Items listed in a dataset:
+ + + + +

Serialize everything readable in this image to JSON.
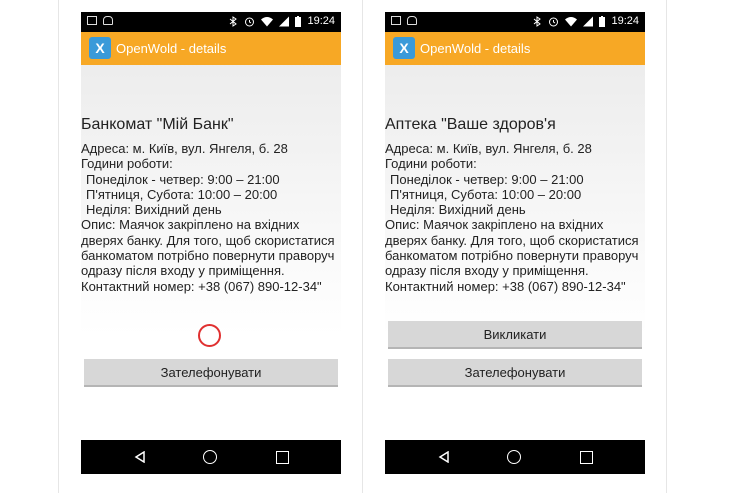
{
  "status_bar": {
    "time": "19:24"
  },
  "app": {
    "logo_glyph": "X",
    "title": "OpenWold - details"
  },
  "screens": [
    {
      "title": "Банкомат \"Мій Банк\"",
      "address": "Адреса: м. Київ, вул. Янгеля, б. 28",
      "hours_label": "Години роботи:",
      "hours_weekdays": "Понеділок - четвер: 9:00 – 21:00",
      "hours_fri_sat": "П'ятниця, Субота: 10:00 – 20:00",
      "hours_sunday": "Неділя: Вихідний день",
      "desc_line1": "Опис: Маячок закріплено на вхідних",
      "desc_line2": "дверях банку. Для того, щоб скористатися",
      "desc_line3": "банкоматом потрібно повернути праворуч",
      "desc_line4": "одразу після входу у приміщення.",
      "contact": "Контактний номер: +38 (067) 890-12-34\"",
      "call_button": "Зателефонувати"
    },
    {
      "title": "Аптека \"Ваше здоров'я",
      "address": "Адреса: м. Київ, вул. Янгеля, б. 28",
      "hours_label": "Години роботи:",
      "hours_weekdays": "Понеділок - четвер: 9:00 – 21:00",
      "hours_fri_sat": "П'ятниця, Субота: 10:00 – 20:00",
      "hours_sunday": "Неділя: Вихідний день",
      "desc_line1": "Опис: Маячок закріплено на вхідних",
      "desc_line2": "дверях банку. Для того, щоб скористатися",
      "desc_line3": "банкоматом потрібно повернути праворуч",
      "desc_line4": "одразу після входу у приміщення.",
      "contact": "Контактний номер: +38 (067) 890-12-34\"",
      "summon_button": "Викликати",
      "call_button": "Зателефонувати"
    }
  ],
  "colors": {
    "app_bar": "#f7a825",
    "logo_bg": "#3a9ad9",
    "spinner": "#e03030"
  },
  "icons": [
    "image-icon",
    "android-icon",
    "bluetooth-icon",
    "alarm-icon",
    "wifi-icon",
    "signal-icon",
    "battery-icon",
    "back-icon",
    "home-icon",
    "recent-apps-icon"
  ]
}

+ + + + +

◆ TASK BRIEF
Repeat the listing in full and exactly. Leave any pictures out.

◆ EXERCISE RESULT
Serialize everything readable in this image to JSON.
{
  "status_bar": {
    "time": "19:24"
  },
  "app": {
    "logo_glyph": "X",
    "title": "OpenWold - details"
  },
  "screens": [
    {
      "title": "Банкомат \"Мій Банк\"",
      "address": "Адреса: м. Київ, вул. Янгеля, б. 28",
      "hours_label": "Години роботи:",
      "hours_weekdays": "Понеділок - четвер: 9:00 – 21:00",
      "hours_fri_sat": "П'ятниця, Субота: 10:00 – 20:00",
      "hours_sunday": "Неділя: Вихідний день",
      "desc_line1": "Опис: Маячок закріплено на вхідних",
      "desc_line2": "дверях банку. Для того, щоб скористатися",
      "desc_line3": "банкоматом потрібно повернути праворуч",
      "desc_line4": "одразу після входу у приміщення.",
      "contact": "Контактний номер: +38 (067) 890-12-34\"",
      "call_button": "Зателефонувати"
    },
    {
      "title": "Аптека \"Ваше здоров'я",
      "address": "Адреса: м. Київ, вул. Янгеля, б. 28",
      "hours_label": "Години роботи:",
      "hours_weekdays": "Понеділок - четвер: 9:00 – 21:00",
      "hours_fri_sat": "П'ятниця, Субота: 10:00 – 20:00",
      "hours_sunday": "Неділя: Вихідний день",
      "desc_line1": "Опис: Маячок закріплено на вхідних",
      "desc_line2": "дверях банку. Для того, щоб скористатися",
      "desc_line3": "банкоматом потрібно повернути праворуч",
      "desc_line4": "одразу після входу у приміщення.",
      "contact": "Контактний номер: +38 (067) 890-12-34\"",
      "summon_button": "Викликати",
      "call_button": "Зателефонувати"
    }
  ],
  "colors": {
    "app_bar": "#f7a825",
    "logo_bg": "#3a9ad9",
    "spinner": "#e03030"
  },
  "icons": [
    "image-icon",
    "android-icon",
    "bluetooth-icon",
    "alarm-icon",
    "wifi-icon",
    "signal-icon",
    "battery-icon",
    "back-icon",
    "home-icon",
    "recent-apps-icon"
  ]
}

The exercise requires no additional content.